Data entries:
================

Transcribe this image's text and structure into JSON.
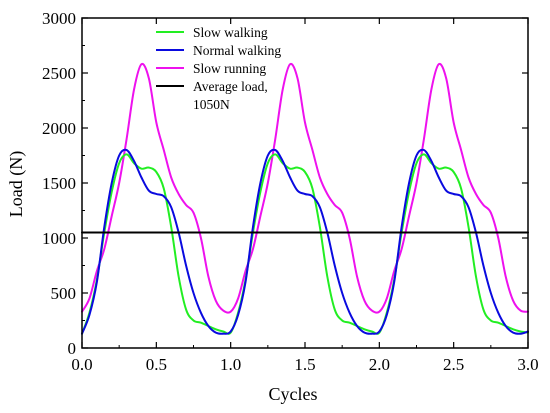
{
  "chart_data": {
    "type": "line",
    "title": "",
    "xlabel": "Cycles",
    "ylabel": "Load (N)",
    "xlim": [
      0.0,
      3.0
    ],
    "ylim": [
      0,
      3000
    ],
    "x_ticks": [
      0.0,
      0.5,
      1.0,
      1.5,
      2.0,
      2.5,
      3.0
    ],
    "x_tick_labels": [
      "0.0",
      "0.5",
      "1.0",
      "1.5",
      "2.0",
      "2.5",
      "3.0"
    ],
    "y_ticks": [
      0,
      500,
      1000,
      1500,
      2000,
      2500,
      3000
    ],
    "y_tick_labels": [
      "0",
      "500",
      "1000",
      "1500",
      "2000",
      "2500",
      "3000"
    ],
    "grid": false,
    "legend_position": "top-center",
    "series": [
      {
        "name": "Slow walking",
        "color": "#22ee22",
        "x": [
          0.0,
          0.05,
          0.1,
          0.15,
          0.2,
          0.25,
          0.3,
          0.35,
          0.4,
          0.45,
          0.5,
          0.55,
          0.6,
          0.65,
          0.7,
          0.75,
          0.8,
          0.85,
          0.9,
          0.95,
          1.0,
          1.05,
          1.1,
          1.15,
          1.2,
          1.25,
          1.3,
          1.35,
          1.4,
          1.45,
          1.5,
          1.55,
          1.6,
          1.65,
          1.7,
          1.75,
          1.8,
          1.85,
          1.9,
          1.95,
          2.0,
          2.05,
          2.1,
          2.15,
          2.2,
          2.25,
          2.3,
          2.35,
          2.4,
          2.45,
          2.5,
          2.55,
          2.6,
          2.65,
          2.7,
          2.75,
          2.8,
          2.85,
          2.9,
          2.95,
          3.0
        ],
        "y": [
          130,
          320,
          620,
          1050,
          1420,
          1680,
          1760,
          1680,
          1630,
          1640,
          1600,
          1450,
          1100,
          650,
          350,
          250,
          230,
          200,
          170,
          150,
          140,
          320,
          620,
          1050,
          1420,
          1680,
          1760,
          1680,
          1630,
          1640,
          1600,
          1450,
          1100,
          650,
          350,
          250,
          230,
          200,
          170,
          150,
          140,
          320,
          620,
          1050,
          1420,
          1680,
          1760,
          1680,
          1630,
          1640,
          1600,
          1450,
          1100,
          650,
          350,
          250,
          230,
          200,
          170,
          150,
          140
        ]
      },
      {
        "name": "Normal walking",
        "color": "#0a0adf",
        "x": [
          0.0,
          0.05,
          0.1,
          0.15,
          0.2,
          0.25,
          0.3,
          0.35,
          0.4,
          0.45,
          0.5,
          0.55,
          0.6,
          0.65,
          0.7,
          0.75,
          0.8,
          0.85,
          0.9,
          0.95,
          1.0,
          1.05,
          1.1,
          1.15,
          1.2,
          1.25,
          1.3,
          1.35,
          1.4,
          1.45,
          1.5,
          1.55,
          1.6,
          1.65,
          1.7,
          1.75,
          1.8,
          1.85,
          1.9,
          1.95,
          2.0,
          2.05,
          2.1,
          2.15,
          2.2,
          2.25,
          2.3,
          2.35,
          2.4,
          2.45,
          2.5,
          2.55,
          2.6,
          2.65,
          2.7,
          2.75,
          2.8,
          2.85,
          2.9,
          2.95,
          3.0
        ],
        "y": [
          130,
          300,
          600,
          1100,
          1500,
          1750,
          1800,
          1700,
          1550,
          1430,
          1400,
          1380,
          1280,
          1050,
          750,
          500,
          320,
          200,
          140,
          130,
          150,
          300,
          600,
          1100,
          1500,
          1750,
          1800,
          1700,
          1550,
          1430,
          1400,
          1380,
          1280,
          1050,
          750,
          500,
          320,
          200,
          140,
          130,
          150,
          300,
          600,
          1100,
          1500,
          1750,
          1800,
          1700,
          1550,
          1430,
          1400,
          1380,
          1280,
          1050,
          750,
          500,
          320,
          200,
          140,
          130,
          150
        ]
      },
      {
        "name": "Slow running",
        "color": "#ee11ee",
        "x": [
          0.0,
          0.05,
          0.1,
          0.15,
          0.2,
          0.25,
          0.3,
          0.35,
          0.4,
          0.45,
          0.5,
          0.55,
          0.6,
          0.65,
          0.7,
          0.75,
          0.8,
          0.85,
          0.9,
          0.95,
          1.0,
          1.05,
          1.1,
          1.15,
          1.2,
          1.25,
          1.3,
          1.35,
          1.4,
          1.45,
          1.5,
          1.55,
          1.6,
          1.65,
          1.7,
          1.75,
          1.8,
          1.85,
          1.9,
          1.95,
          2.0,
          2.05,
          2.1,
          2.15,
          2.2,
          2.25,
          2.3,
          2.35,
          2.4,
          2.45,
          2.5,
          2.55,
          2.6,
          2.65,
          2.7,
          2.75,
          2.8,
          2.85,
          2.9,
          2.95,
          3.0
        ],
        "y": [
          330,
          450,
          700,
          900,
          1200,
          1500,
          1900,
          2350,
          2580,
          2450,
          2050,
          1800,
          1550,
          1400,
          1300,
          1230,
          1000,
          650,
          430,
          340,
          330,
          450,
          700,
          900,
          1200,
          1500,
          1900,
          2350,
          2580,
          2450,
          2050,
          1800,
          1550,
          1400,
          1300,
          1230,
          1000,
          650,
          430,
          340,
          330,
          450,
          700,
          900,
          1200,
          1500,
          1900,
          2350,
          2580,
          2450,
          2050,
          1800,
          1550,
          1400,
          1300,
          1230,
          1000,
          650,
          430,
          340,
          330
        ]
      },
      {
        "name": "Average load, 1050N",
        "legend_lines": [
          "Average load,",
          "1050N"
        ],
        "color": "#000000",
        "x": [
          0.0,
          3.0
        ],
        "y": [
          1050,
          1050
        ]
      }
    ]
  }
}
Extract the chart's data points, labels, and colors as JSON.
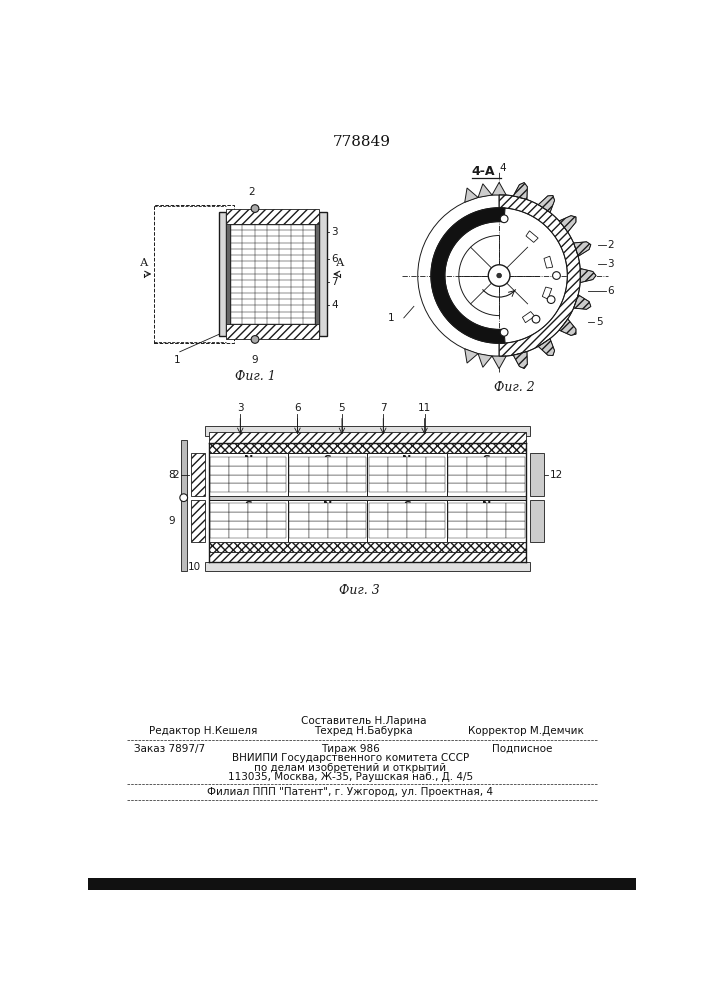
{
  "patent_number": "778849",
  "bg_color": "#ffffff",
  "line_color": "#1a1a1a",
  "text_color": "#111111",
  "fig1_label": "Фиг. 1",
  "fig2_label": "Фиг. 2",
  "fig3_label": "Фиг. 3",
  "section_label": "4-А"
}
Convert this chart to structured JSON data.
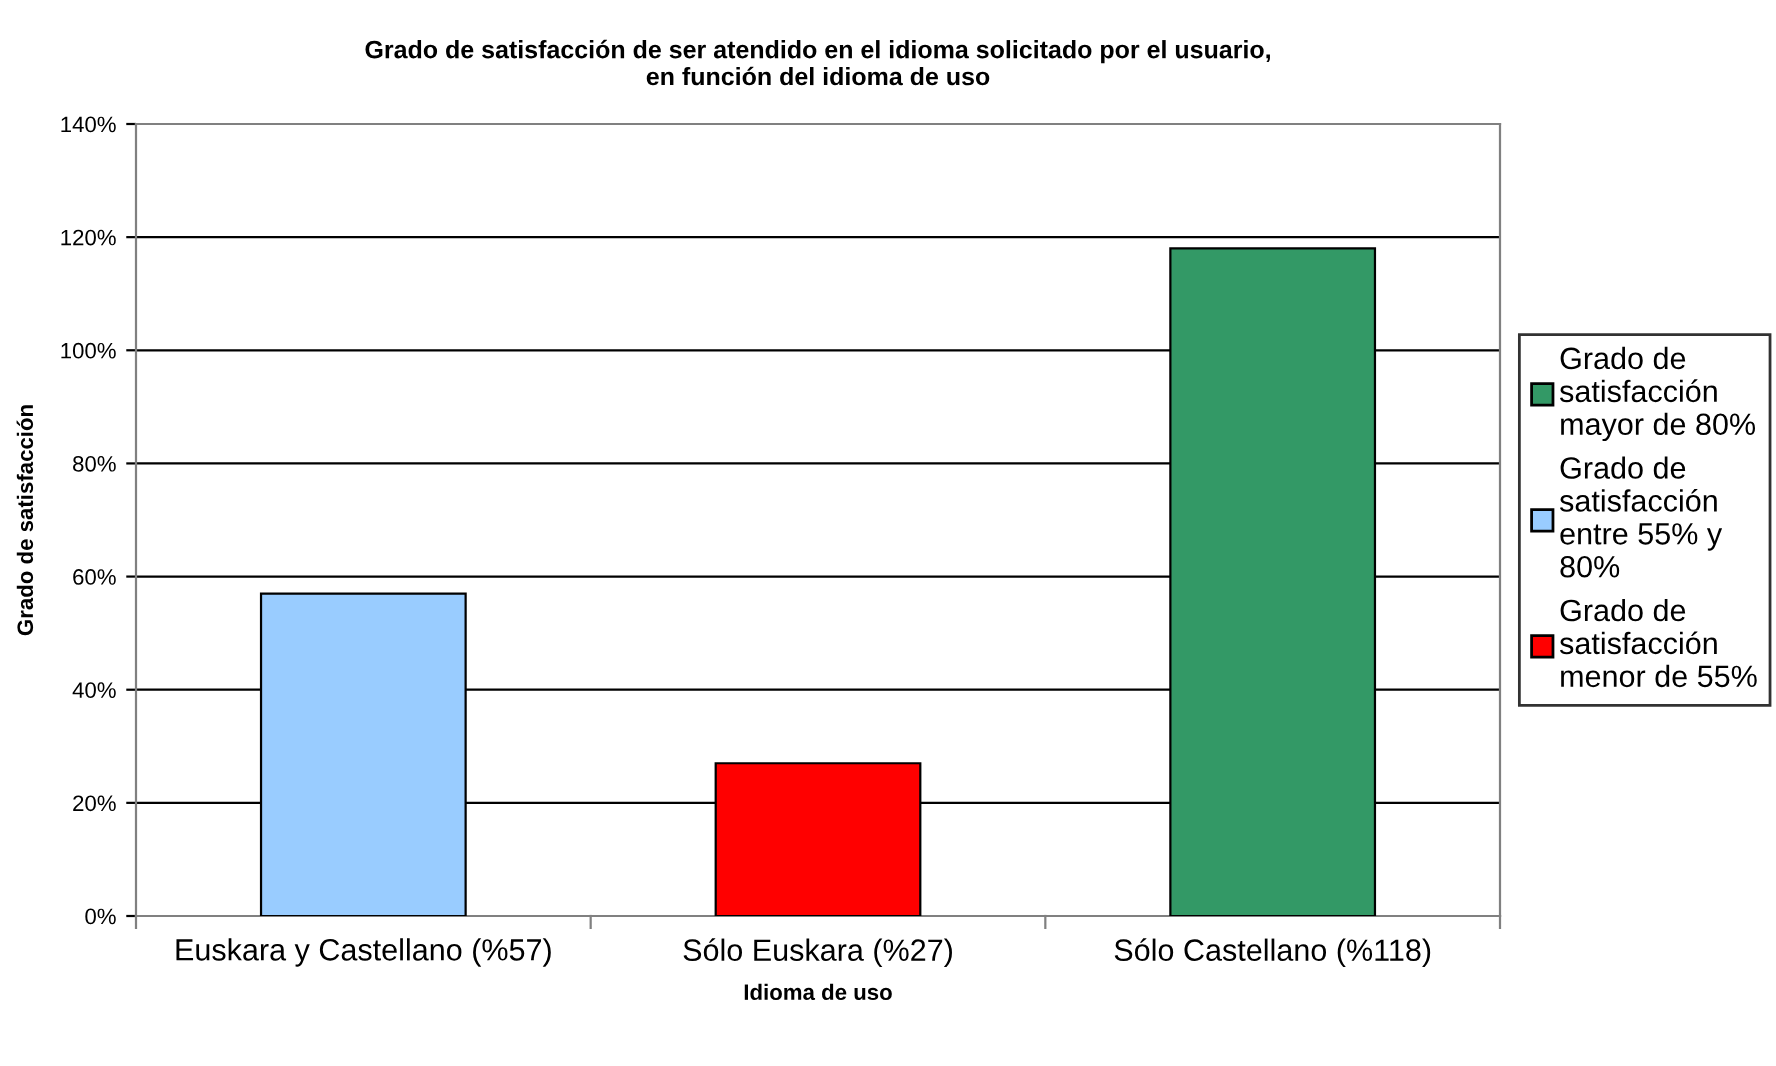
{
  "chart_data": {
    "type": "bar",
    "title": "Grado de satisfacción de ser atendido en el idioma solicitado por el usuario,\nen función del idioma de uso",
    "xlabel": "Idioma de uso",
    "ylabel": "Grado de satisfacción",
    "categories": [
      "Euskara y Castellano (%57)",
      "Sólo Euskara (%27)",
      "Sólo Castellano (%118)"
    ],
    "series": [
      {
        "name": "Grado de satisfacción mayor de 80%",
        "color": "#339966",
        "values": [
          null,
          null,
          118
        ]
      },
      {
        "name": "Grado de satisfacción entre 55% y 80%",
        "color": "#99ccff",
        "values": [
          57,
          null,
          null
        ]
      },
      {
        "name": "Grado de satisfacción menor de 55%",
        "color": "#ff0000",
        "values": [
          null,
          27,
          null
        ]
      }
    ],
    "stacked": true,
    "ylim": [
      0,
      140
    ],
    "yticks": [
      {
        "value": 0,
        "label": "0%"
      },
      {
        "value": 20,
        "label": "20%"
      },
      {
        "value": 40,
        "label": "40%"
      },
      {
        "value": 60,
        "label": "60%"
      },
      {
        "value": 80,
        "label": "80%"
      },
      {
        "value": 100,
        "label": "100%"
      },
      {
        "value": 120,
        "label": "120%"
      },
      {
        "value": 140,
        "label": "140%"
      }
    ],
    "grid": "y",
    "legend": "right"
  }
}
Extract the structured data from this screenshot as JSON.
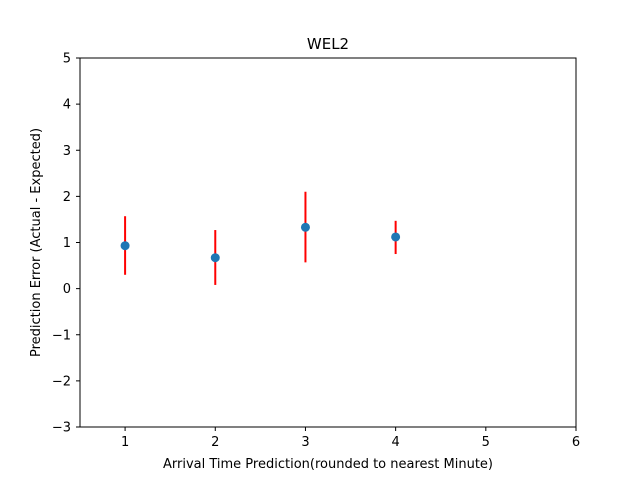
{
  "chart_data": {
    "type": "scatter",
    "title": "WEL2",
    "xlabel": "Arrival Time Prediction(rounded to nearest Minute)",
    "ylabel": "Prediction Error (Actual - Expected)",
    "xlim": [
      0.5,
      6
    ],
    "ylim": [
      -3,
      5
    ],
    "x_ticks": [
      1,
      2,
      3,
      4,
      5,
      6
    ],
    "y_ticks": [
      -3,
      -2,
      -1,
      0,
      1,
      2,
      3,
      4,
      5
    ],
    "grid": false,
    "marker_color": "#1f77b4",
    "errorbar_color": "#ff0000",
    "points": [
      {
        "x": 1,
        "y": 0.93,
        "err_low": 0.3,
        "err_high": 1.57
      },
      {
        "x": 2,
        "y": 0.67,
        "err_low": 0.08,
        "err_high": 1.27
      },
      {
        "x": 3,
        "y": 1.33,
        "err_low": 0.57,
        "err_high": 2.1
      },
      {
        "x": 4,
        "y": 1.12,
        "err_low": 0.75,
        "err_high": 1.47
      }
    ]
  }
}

================

Everything from the line that contains "Extract the structured" to the final line of the data is to be duplicated exactly, both ends included, except the pictures.

Extract the structured data from this screenshot as JSON.
{
  "chart_data": {
    "type": "scatter",
    "title": "WEL2",
    "xlabel": "Arrival Time Prediction(rounded to nearest Minute)",
    "ylabel": "Prediction Error (Actual - Expected)",
    "xlim": [
      0.5,
      6
    ],
    "ylim": [
      -3,
      5
    ],
    "x_ticks": [
      1,
      2,
      3,
      4,
      5,
      6
    ],
    "y_ticks": [
      -3,
      -2,
      -1,
      0,
      1,
      2,
      3,
      4,
      5
    ],
    "grid": false,
    "marker_color": "#1f77b4",
    "errorbar_color": "#ff0000",
    "points": [
      {
        "x": 1,
        "y": 0.93,
        "err_low": 0.3,
        "err_high": 1.57
      },
      {
        "x": 2,
        "y": 0.67,
        "err_low": 0.08,
        "err_high": 1.27
      },
      {
        "x": 3,
        "y": 1.33,
        "err_low": 0.57,
        "err_high": 2.1
      },
      {
        "x": 4,
        "y": 1.12,
        "err_low": 0.75,
        "err_high": 1.47
      }
    ]
  }
}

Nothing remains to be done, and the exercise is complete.